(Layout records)
## begin

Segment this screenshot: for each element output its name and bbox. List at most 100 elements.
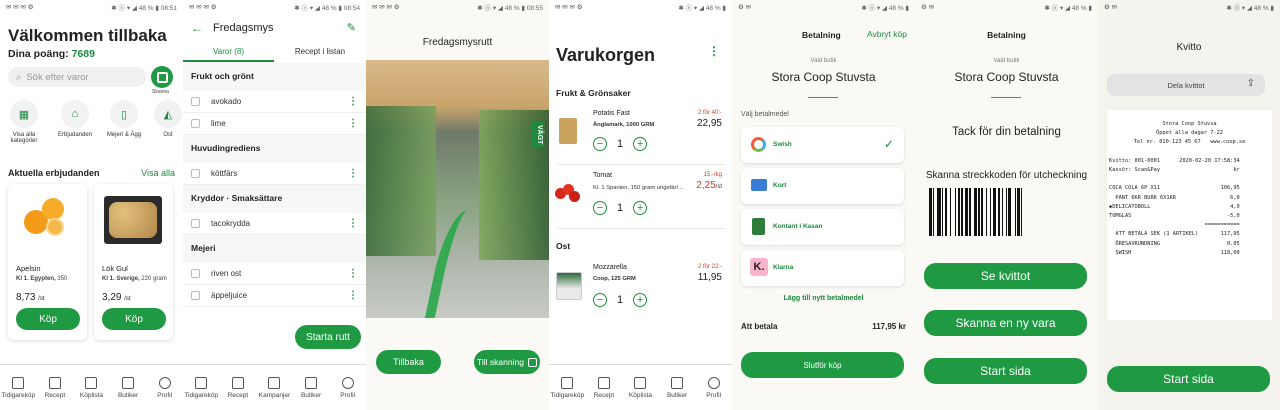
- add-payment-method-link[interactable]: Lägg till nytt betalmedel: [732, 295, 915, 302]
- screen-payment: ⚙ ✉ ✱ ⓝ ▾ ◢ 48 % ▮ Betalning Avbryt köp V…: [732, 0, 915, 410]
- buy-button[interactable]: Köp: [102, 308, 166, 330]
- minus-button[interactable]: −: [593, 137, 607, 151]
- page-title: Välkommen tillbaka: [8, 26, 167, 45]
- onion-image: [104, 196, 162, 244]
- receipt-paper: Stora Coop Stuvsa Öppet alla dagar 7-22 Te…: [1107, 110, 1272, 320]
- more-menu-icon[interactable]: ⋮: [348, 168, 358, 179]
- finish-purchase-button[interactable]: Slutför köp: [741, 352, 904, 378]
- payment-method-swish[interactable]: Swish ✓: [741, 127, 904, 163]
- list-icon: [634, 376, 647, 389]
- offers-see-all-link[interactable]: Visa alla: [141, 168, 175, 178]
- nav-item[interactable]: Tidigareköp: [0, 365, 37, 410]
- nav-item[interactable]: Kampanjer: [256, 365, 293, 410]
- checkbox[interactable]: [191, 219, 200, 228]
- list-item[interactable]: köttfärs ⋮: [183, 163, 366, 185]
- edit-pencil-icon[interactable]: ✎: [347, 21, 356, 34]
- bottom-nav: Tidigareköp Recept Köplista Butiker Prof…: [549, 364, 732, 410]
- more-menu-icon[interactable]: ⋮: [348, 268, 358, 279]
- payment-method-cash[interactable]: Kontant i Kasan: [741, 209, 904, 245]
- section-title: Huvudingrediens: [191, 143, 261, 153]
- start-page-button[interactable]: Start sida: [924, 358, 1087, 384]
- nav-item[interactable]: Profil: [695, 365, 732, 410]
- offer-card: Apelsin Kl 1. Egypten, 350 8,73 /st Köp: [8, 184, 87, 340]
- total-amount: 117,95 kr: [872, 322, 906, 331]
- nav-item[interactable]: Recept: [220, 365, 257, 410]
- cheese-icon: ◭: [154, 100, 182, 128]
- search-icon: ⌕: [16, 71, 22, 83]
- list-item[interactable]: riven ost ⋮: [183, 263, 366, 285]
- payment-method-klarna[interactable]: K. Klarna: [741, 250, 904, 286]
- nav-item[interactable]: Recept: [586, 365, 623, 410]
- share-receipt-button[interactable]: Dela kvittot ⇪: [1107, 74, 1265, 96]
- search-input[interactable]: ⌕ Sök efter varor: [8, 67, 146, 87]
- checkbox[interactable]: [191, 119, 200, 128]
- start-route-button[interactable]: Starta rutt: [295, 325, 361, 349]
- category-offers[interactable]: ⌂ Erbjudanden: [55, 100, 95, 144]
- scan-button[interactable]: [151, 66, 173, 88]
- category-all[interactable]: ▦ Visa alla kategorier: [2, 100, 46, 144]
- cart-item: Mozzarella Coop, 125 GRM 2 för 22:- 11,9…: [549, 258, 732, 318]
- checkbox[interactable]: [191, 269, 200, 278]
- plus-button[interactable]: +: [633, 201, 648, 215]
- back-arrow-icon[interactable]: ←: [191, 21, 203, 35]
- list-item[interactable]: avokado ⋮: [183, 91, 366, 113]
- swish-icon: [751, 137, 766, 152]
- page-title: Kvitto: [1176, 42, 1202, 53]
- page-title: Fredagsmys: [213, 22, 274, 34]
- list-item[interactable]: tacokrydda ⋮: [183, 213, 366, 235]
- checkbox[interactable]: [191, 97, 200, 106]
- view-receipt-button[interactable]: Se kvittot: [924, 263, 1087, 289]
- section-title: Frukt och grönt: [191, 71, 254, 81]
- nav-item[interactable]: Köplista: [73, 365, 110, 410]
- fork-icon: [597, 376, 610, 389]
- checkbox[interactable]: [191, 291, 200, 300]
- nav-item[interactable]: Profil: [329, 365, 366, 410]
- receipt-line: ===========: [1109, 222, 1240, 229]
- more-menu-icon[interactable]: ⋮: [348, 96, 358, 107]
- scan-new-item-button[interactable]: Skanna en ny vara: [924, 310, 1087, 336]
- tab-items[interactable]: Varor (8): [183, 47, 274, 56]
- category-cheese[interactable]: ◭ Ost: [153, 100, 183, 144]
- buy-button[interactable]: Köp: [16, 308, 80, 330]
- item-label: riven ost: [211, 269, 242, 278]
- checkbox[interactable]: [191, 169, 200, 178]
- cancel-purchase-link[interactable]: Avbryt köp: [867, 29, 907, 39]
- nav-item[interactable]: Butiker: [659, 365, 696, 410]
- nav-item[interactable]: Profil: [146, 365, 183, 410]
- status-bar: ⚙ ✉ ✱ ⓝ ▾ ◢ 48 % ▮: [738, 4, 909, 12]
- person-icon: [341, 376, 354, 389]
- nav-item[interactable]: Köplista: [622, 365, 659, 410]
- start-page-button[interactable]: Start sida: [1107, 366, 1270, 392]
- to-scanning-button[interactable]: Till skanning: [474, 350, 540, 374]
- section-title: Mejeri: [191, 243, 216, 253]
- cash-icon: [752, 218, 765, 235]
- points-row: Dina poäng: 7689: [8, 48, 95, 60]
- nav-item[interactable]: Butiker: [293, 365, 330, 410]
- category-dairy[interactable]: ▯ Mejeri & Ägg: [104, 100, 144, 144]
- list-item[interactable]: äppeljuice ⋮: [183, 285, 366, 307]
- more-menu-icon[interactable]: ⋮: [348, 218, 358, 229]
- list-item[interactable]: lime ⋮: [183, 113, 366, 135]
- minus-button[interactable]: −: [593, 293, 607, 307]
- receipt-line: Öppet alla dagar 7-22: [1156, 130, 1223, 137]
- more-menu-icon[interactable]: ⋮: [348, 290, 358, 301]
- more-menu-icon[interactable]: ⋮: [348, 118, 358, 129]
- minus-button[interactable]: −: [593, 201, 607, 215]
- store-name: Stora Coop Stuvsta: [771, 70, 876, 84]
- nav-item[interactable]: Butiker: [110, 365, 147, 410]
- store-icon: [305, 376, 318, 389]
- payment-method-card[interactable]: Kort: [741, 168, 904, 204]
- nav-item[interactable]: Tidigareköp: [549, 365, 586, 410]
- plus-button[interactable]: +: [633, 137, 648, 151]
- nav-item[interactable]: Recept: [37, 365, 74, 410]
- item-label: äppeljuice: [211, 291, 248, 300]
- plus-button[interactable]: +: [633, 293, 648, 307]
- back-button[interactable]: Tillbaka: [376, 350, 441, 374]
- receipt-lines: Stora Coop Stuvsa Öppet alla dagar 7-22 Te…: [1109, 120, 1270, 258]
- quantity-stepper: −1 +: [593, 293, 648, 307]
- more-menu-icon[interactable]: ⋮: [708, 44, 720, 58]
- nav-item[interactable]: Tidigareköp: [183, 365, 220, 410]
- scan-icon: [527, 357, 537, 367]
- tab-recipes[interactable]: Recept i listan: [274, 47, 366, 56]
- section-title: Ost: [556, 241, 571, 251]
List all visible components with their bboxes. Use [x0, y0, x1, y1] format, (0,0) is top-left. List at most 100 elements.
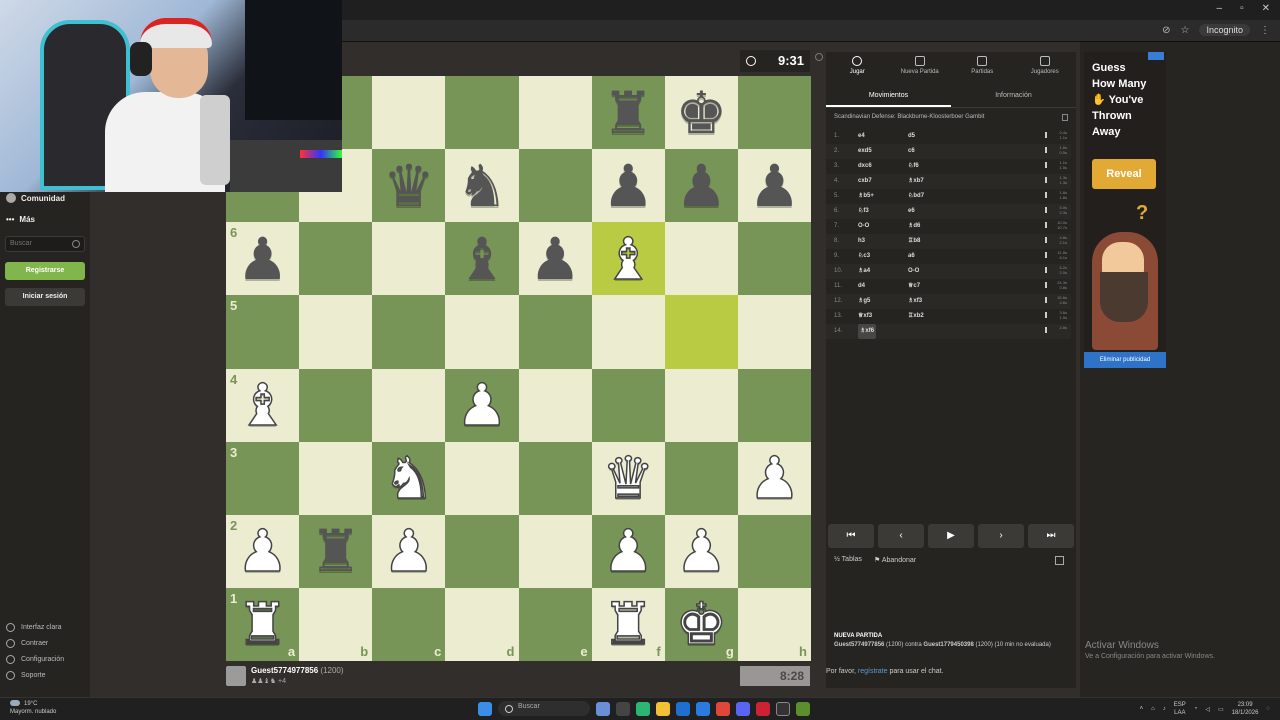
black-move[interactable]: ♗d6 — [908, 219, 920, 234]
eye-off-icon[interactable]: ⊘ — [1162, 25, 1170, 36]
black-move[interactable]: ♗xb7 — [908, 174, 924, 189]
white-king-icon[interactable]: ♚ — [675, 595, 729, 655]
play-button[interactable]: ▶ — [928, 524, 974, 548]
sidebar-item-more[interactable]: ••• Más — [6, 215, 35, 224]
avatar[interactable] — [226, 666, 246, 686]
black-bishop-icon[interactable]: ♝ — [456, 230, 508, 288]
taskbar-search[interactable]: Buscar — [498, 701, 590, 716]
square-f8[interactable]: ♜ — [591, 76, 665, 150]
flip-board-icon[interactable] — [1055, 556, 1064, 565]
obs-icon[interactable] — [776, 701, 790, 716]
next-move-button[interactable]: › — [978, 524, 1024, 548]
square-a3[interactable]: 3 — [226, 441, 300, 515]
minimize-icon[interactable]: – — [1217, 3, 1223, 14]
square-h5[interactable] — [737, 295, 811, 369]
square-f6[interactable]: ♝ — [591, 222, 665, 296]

## end

Can you lay out the lines of the listing as a JSON list of strings, one string per line, beginning with the line containing "- add-payment-method-link[interactable]: Lägg" and continuing through the line containing "- page-title: Välkommen", with both of those lines included and any blank lines dropped?

[
  "- add-payment-method-link[interactable]: Lägg till nytt betalmedel: [732, 295, 915, 302]",
  "- screen-payment: ⚙ ✉ ✱ ⓝ ▾ ◢ 48 % ▮ Betalning Avbryt köp V…: [732, 0, 915, 410]",
  "- buy-button[interactable]: Köp: [102, 308, 166, 330]",
  "- minus-button[interactable]: −: [593, 137, 607, 151]",
  "- page-title: Välkommen tillbaka: [8, 26, 167, 45]"
]